*Exercise directions*.
Exactly reproduce the lines that follow.

A block of data:
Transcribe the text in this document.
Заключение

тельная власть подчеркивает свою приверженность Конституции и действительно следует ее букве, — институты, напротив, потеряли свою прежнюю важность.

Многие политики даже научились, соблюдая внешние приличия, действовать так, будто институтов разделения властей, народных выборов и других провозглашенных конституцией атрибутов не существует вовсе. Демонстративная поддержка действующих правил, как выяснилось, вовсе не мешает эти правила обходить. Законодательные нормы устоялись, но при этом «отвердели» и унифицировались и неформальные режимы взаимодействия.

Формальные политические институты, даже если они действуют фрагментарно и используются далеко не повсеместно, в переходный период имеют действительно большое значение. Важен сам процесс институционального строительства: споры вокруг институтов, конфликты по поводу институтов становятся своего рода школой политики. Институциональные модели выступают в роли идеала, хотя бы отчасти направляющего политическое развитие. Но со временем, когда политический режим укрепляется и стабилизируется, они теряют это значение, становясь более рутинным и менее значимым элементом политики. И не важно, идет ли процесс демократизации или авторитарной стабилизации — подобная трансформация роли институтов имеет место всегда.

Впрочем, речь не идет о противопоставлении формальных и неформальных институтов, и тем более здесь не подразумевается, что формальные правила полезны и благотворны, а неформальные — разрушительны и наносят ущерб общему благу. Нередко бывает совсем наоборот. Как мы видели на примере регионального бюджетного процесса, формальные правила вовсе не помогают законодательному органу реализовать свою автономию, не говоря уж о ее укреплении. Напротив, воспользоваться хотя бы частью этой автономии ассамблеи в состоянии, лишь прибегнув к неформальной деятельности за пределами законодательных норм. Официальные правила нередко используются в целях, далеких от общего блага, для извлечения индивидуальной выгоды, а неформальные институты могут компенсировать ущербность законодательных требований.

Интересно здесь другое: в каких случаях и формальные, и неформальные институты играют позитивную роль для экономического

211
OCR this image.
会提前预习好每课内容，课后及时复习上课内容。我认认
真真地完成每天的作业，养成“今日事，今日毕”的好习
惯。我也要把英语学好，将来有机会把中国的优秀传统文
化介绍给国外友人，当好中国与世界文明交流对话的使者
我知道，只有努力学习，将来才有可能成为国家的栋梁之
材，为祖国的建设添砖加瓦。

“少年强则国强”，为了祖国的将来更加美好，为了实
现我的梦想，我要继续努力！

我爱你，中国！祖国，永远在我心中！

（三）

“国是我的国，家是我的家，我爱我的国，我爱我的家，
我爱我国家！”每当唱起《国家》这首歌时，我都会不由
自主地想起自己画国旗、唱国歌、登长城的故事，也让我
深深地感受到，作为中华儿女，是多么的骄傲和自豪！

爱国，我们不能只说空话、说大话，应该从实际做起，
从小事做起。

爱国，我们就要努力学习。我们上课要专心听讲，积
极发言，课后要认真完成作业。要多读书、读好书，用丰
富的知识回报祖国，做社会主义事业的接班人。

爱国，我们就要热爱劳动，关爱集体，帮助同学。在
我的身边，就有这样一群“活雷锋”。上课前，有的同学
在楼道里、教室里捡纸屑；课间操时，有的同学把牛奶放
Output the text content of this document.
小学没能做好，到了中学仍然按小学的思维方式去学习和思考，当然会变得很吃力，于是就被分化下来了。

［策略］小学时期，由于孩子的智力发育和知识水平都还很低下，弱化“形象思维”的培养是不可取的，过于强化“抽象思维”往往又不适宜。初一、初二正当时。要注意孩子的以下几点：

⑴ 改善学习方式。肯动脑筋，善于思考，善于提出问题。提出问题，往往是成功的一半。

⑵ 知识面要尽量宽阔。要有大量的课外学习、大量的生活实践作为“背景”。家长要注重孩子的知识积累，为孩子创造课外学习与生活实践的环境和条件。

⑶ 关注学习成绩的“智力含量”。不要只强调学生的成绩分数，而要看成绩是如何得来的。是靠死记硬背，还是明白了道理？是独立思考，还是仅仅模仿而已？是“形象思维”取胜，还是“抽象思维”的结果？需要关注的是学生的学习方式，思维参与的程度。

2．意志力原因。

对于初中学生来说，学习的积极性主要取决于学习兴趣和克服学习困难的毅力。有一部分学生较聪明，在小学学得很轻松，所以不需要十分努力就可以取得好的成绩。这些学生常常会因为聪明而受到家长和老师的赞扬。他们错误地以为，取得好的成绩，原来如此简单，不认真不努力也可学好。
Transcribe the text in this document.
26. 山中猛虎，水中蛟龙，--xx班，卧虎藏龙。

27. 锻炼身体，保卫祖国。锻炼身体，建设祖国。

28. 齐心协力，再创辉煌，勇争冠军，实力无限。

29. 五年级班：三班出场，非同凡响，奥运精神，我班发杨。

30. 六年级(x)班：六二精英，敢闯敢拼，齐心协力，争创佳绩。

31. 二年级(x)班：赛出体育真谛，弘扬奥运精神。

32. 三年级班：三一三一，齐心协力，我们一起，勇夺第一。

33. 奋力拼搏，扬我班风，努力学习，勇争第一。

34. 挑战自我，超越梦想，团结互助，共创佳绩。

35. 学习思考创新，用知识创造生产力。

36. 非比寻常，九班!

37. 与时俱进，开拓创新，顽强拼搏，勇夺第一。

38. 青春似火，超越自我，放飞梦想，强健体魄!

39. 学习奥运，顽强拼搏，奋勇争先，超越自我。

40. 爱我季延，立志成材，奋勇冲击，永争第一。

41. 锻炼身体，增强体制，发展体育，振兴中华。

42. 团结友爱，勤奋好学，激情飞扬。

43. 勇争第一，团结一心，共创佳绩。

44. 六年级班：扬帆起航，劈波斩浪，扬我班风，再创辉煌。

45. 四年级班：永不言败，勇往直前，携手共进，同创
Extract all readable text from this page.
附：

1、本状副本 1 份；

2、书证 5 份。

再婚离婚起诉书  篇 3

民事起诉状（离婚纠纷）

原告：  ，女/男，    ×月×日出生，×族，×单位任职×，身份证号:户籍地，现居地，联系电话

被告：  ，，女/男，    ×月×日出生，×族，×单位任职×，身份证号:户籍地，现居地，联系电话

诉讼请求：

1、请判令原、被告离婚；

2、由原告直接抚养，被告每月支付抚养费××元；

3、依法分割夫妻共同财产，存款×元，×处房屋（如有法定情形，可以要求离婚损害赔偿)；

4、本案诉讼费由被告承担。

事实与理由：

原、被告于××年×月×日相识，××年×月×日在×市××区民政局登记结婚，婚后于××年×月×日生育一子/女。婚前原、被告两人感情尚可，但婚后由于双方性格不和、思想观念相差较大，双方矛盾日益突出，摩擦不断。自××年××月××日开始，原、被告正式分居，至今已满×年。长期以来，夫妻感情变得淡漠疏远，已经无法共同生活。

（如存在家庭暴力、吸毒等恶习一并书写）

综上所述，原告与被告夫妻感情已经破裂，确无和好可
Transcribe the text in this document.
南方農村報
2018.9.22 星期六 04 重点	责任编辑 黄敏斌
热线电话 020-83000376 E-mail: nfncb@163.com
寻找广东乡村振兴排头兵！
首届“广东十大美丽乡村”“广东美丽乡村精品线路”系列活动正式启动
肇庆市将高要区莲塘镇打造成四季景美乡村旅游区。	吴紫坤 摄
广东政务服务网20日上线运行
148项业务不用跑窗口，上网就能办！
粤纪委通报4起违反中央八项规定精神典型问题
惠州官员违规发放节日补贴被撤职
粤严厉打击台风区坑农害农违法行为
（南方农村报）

*The response*.
Transcribe the text in this document.
Заключение

тельная власть подчеркивает свою приверженность Конституции и действительно следует ее букве, — институты, напротив, потеряли свою прежнюю важность.

Многие политики даже научились, соблюдая внешние приличия, действовать так, будто институтов разделения властей, народных выборов и других провозглашенных конституцией атрибутов не существует вовсе. Демонстративная поддержка действующих правил, как выяснилось, вовсе не мешает эти правила обходить. Законодательные нормы устоялись, но при этом «отвердели» и унифицировались и неформальные режимы взаимодействия.

Формальные политические институты, даже если они действуют фрагментарно и используются далеко не повсеместно, в переходный период имеют действительно большое значение. Важен сам процесс институционального строительства: споры вокруг институтов, конфликты по поводу институтов становятся своего рода школой политики. Институциональные модели выступают в роли идеала, хотя бы отчасти направляющего политическое развитие. Но со временем, когда политический режим укрепляется и стабилизируется, они теряют это значение, становясь более рутинным и менее значимым элементом политики. И не важно, идет ли процесс демократизации или авторитарной стабилизации — подобная трансформация роли институтов имеет место всегда.

Впрочем, речь не идет о противопоставлении формальных и неформальных институтов, и тем более здесь не подразумевается, что формальные правила полезны и благотворны, а неформальные — разрушительны и наносят ущерб общему благу. Нередко бывает совсем наоборот. Как мы видели на примере регионального бюджетного процесса, формальные правила вовсе не помогают законодательному органу реализовать свою автономию, не говоря уж о ее укреплении. Напротив, воспользоваться хотя бы частью этой автономии ассамблеи в состоянии, лишь прибегнув к неформальной деятельности за пределами законодательных норм. Официальные правила нередко используются в целях, далеких от общего блага, для извлечения индивидуальной выгоды, а неформальные институты могут компенсировать ущербность законодательных требований.

Интересно здесь другое: в каких случаях и формальные, и неформальные институты играют позитивную роль для экономического

211
OCR this image.
会提前预习好每课内容，课后及时复习上课内容。我认认
真真地完成每天的作业，养成“今日事，今日毕”的好习
惯。我也要把英语学好，将来有机会把中国的优秀传统文
化介绍给国外友人，当好中国与世界文明交流对话的使者
我知道，只有努力学习，将来才有可能成为国家的栋梁之
材，为祖国的建设添砖加瓦。

“少年强则国强”，为了祖国的将来更加美好，为了实
现我的梦想，我要继续努力！

我爱你，中国！祖国，永远在我心中！

（三）

“国是我的国，家是我的家，我爱我的国，我爱我的家，
我爱我国家！”每当唱起《国家》这首歌时，我都会不由
自主地想起自己画国旗、唱国歌、登长城的故事，也让我
深深地感受到，作为中华儿女，是多么的骄傲和自豪！

爱国，我们不能只说空话、说大话，应该从实际做起，
从小事做起。

爱国，我们就要努力学习。我们上课要专心听讲，积
极发言，课后要认真完成作业。要多读书、读好书，用丰
富的知识回报祖国，做社会主义事业的接班人。

爱国，我们就要热爱劳动，关爱集体，帮助同学。在
我的身边，就有这样一群“活雷锋”。上课前，有的同学
在楼道里、教室里捡纸屑；课间操时，有的同学把牛奶放
Output the text content of this document.
小学没能做好，到了中学仍然按小学的思维方式去学习和思考，当然会变得很吃力，于是就被分化下来了。

［策略］小学时期，由于孩子的智力发育和知识水平都还很低下，弱化“形象思维”的培养是不可取的，过于强化“抽象思维”往往又不适宜。初一、初二正当时。要注意孩子的以下几点：

⑴ 改善学习方式。肯动脑筋，善于思考，善于提出问题。提出问题，往往是成功的一半。

⑵ 知识面要尽量宽阔。要有大量的课外学习、大量的生活实践作为“背景”。家长要注重孩子的知识积累，为孩子创造课外学习与生活实践的环境和条件。

⑶ 关注学习成绩的“智力含量”。不要只强调学生的成绩分数，而要看成绩是如何得来的。是靠死记硬背，还是明白了道理？是独立思考，还是仅仅模仿而已？是“形象思维”取胜，还是“抽象思维”的结果？需要关注的是学生的学习方式，思维参与的程度。

2．意志力原因。

对于初中学生来说，学习的积极性主要取决于学习兴趣和克服学习困难的毅力。有一部分学生较聪明，在小学学得很轻松，所以不需要十分努力就可以取得好的成绩。这些学生常常会因为聪明而受到家长和老师的赞扬。他们错误地以为，取得好的成绩，原来如此简单，不认真不努力也可学好。
Transcribe the text in this document.
26. 山中猛虎，水中蛟龙，--xx班，卧虎藏龙。

27. 锻炼身体，保卫祖国。锻炼身体，建设祖国。

28. 齐心协力，再创辉煌，勇争冠军，实力无限。

29. 五年级班：三班出场，非同凡响，奥运精神，我班发杨。

30. 六年级(x)班：六二精英，敢闯敢拼，齐心协力，争创佳绩。

31. 二年级(x)班：赛出体育真谛，弘扬奥运精神。

32. 三年级班：三一三一，齐心协力，我们一起，勇夺第一。

33. 奋力拼搏，扬我班风，努力学习，勇争第一。

34. 挑战自我，超越梦想，团结互助，共创佳绩。

35. 学习思考创新，用知识创造生产力。

36. 非比寻常，九班!

37. 与时俱进，开拓创新，顽强拼搏，勇夺第一。

38. 青春似火，超越自我，放飞梦想，强健体魄!

39. 学习奥运，顽强拼搏，奋勇争先，超越自我。

40. 爱我季延，立志成材，奋勇冲击，永争第一。

41. 锻炼身体，增强体制，发展体育，振兴中华。

42. 团结友爱，勤奋好学，激情飞扬。

43. 勇争第一，团结一心，共创佳绩。

44. 六年级班：扬帆起航，劈波斩浪，扬我班风，再创辉煌。

45. 四年级班：永不言败，勇往直前，携手共进，同创
Extract all readable text from this page.
附：

1、本状副本 1 份；

2、书证 5 份。

再婚离婚起诉书  篇 3

民事起诉状（离婚纠纷）

原告：  ，女/男，    ×月×日出生，×族，×单位任职×，身份证号:户籍地，现居地，联系电话

被告：  ，，女/男，    ×月×日出生，×族，×单位任职×，身份证号:户籍地，现居地，联系电话

诉讼请求：

1、请判令原、被告离婚；

2、由原告直接抚养，被告每月支付抚养费××元；

3、依法分割夫妻共同财产，存款×元，×处房屋（如有法定情形，可以要求离婚损害赔偿)；

4、本案诉讼费由被告承担。

事实与理由：

原、被告于××年×月×日相识，××年×月×日在×市××区民政局登记结婚，婚后于××年×月×日生育一子/女。婚前原、被告两人感情尚可，但婚后由于双方性格不和、思想观念相差较大，双方矛盾日益突出，摩擦不断。自××年××月××日开始，原、被告正式分居，至今已满×年。长期以来，夫妻感情变得淡漠疏远，已经无法共同生活。

（如存在家庭暴力、吸毒等恶习一并书写）

综上所述，原告与被告夫妻感情已经破裂，确无和好可
Transcribe the text in this document.
南方農村報
2018.9.22 星期六 04 重点	责任编辑 黄敏斌
热线电话 020-83000376 E-mail: nfncb@163.com
寻找广东乡村振兴排头兵！
首届“广东十大美丽乡村”“广东美丽乡村精品线路”系列活动正式启动
肇庆市将高要区莲塘镇打造成四季景美乡村旅游区。	吴紫坤 摄
广东政务服务网20日上线运行
148项业务不用跑窗口，上网就能办！
粤纪委通报4起违反中央八项规定精神典型问题
惠州官员违规发放节日补贴被撤职
粤严厉打击台风区坑农害农违法行为
（南方农村报）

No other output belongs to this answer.